What you should do:
Copy each line of the records that holds the string "تخلص".

== Items ==

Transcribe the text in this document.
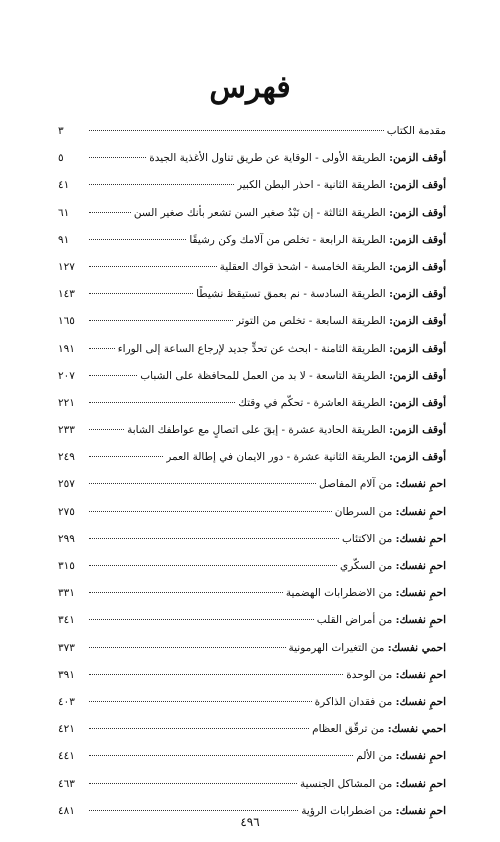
فهرس
مقدمة الكتاب
٣
أوقف الزمن: الطريقة الأولى - الوقاية عن طريق تناول الأغذية الجيدة
٥
أوقف الزمن: الطريقة الثانية - احذر البطن الكبير
٤١
أوقف الزمن: الطريقة الثالثة - إن تَبْدُ صغير السن تشعر بأنك صغير السن
٦١
أوقف الزمن: الطريقة الرابعة - تخلص من آلامك وكن رشيقًا
٩١
أوقف الزمن: الطريقة الخامسة - اشحذ قواك العقلية
١٢٧
أوقف الزمن: الطريقة السادسة - نم بعمق تستيقظ نشيطًا
١٤٣
أوقف الزمن: الطريقة السابعة - تخلص من التوتر
١٦٥
أوقف الزمن: الطريقة الثامنة - ابحث عن تحدٍّ جديد لإرجاع الساعة إلى الوراء
١٩١
أوقف الزمن: الطريقة التاسعة - لا بد من العمل للمحافظة على الشباب
٢٠٧
أوقف الزمن: الطريقة العاشرة - تحكّم في وقتك
٢٢١
أوقف الزمن: الطريقة الحادية عشرة - إبقَ على اتصالٍ مع عواطفك الشابة
٢٣٣
أوقف الزمن: الطريقة الثانية عشرة - دور الايمان في إطالة العمر
٢٤٩
احمِ نفسك: من آلام المفاصل
٢٥٧
احمِ نفسك: من السرطان
٢٧٥
احمِ نفسك: من الاكتئاب
٢٩٩
احمِ نفسك: من السكّري
٣١٥
احمِ نفسك: من الاضطرابات الهضمية
٣٣١
احمِ نفسك: من أمراض القلب
٣٤١
احمي نفسك: من التغيرات الهرمونية
٣٧٣
احمِ نفسك: من الوحدة
٣٩١
احمِ نفسك: من فقدان الذاكرة
٤٠٣
احمي نفسك: من ترقّق العظام
٤٢١
احمِ نفسك: من الألم
٤٤١
احمِ نفسك: من المشاكل الجنسية
٤٦٣
احمِ نفسك: من اضطرابات الرؤية
٤٨١
٤٩٦
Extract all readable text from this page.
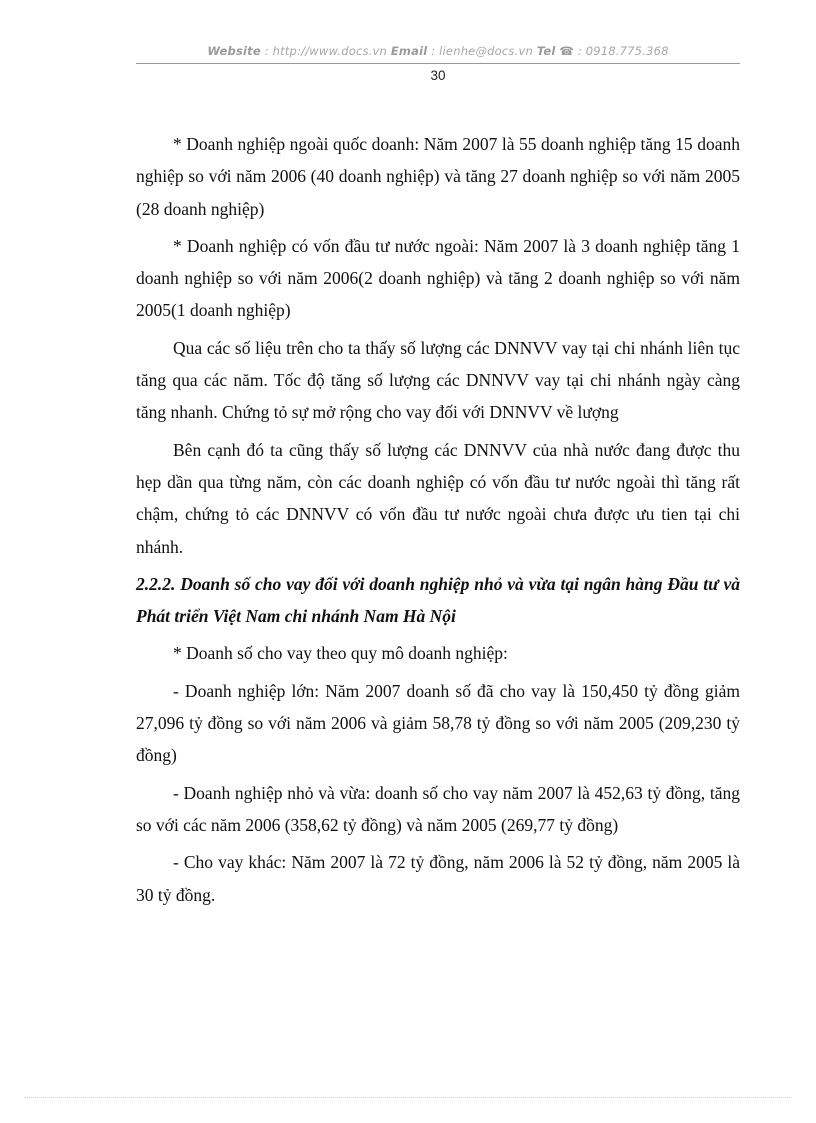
Website : http://www.docs.vn Email : lienhe@docs.vn Tel ☎ : 0918.775.368
30

* Doanh nghiệp ngoài quốc doanh: Năm 2007 là 55 doanh nghiệp tăng 15 doanh nghiệp so với năm 2006 (40 doanh nghiệp) và tăng 27 doanh nghiệp so với năm 2005 (28 doanh nghiệp)

* Doanh nghiệp có vốn đầu tư nước ngoài: Năm 2007 là 3 doanh nghiệp tăng 1 doanh nghiệp so với năm 2006(2 doanh nghiệp) và tăng 2 doanh nghiệp so với năm 2005(1 doanh nghiệp)

Qua các số liệu trên cho ta thấy số lượng các DNNVV vay tại chi nhánh liên tục tăng qua các năm. Tốc độ tăng số lượng các DNNVV vay tại chi nhánh ngày càng tăng nhanh. Chứng tỏ sự mở rộng cho vay đối với DNNVV về lượng

Bên cạnh đó ta cũng thấy số lượng các DNNVV của nhà nước đang được thu hẹp dần qua từng năm, còn các doanh nghiệp có vốn đầu tư nước ngoài thì tăng rất chậm, chứng tỏ các DNNVV có vốn đầu tư nước ngoài chưa được ưu tien tại chi nhánh.

2.2.2. Doanh số cho vay đối với doanh nghiệp nhỏ và vừa tại ngân hàng Đầu tư và Phát triển Việt Nam chi nhánh Nam Hà Nội

* Doanh số cho vay theo quy mô doanh nghiệp:

- Doanh nghiệp lớn: Năm 2007 doanh số đã cho vay là 150,450 tỷ đồng giảm 27,096 tỷ đồng so với năm 2006 và giảm 58,78 tỷ đồng so với năm 2005 (209,230 tỷ đồng)

- Doanh nghiệp nhỏ và vừa: doanh số cho vay năm 2007 là 452,63 tỷ đồng, tăng so với các năm 2006 (358,62 tỷ đồng) và năm 2005 (269,77 tỷ đồng)

- Cho vay khác: Năm 2007 là 72 tỷ đồng, năm 2006 là 52 tỷ đồng, năm 2005 là 30 tỷ đồng.
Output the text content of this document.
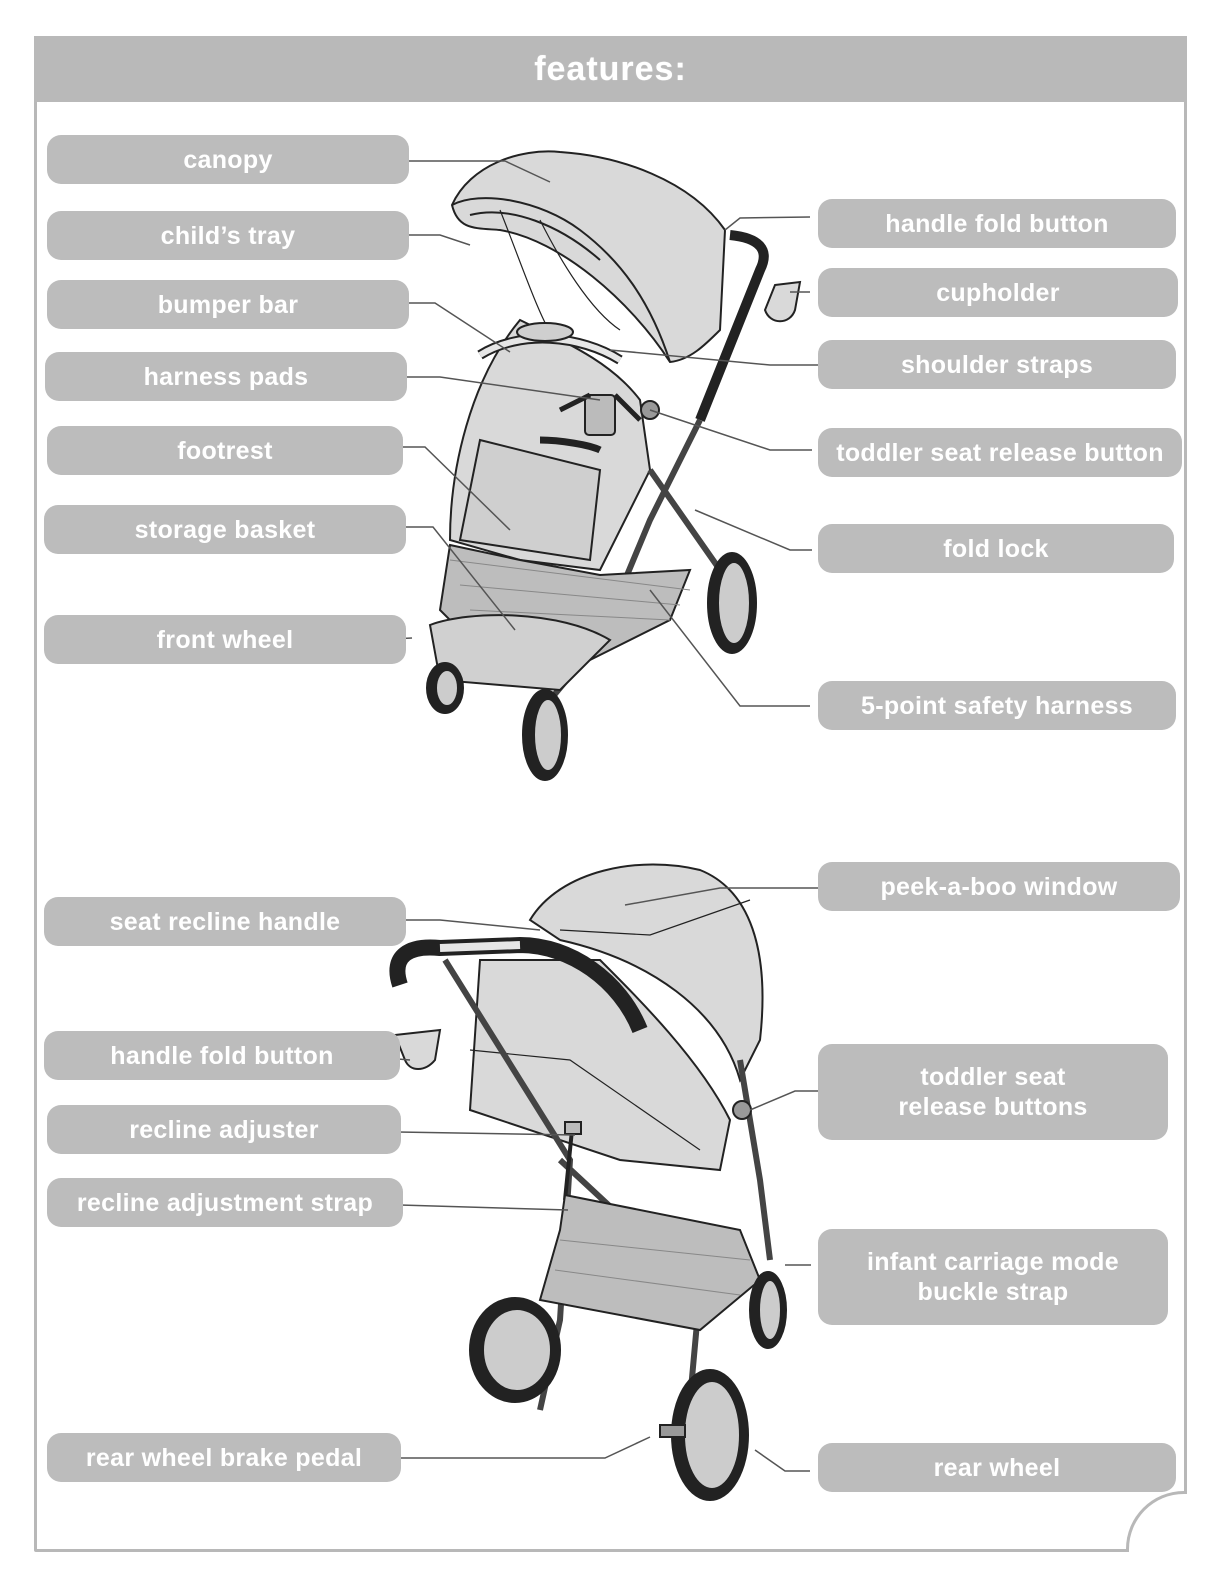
features:
canopy
child’s tray
bumper bar
harness pads
footrest
storage basket
front wheel
handle fold button
cupholder
shoulder straps
toddler seat release button
fold lock
5-point safety harness
peek-a-boo window
seat recline handle
handle fold button
toddler seat
release buttons
recline adjuster
recline adjustment strap
infant carriage mode
buckle strap
rear wheel brake pedal	rear wheel
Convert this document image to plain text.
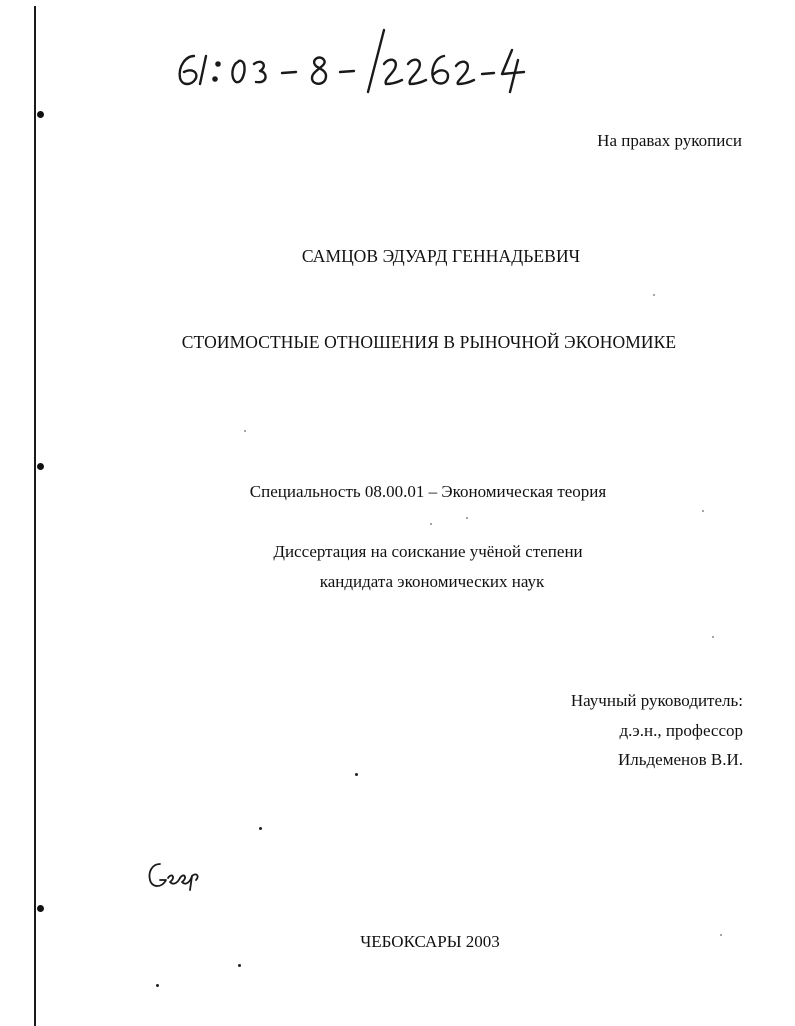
На правах рукописи
САМЦОВ ЭДУАРД ГЕННАДЬЕВИЧ
СТОИМОСТНЫЕ ОТНОШЕНИЯ В РЫНОЧНОЙ ЭКОНОМИКЕ
Специальность 08.00.01 – Экономическая теория
Диссертация на соискание учёной степени
кандидата экономических наук
Научный руководитель:
д.э.н., профессор
Ильдеменов В.И.
ЧЕБОКСАРЫ 2003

===

Solution to this task:
أوقف الزمن: الطريقة الرابعة - تخلص من آلامك وكن رشيقًا
أوقف الزمن: الطريقة السابعة - تخلص من التوتر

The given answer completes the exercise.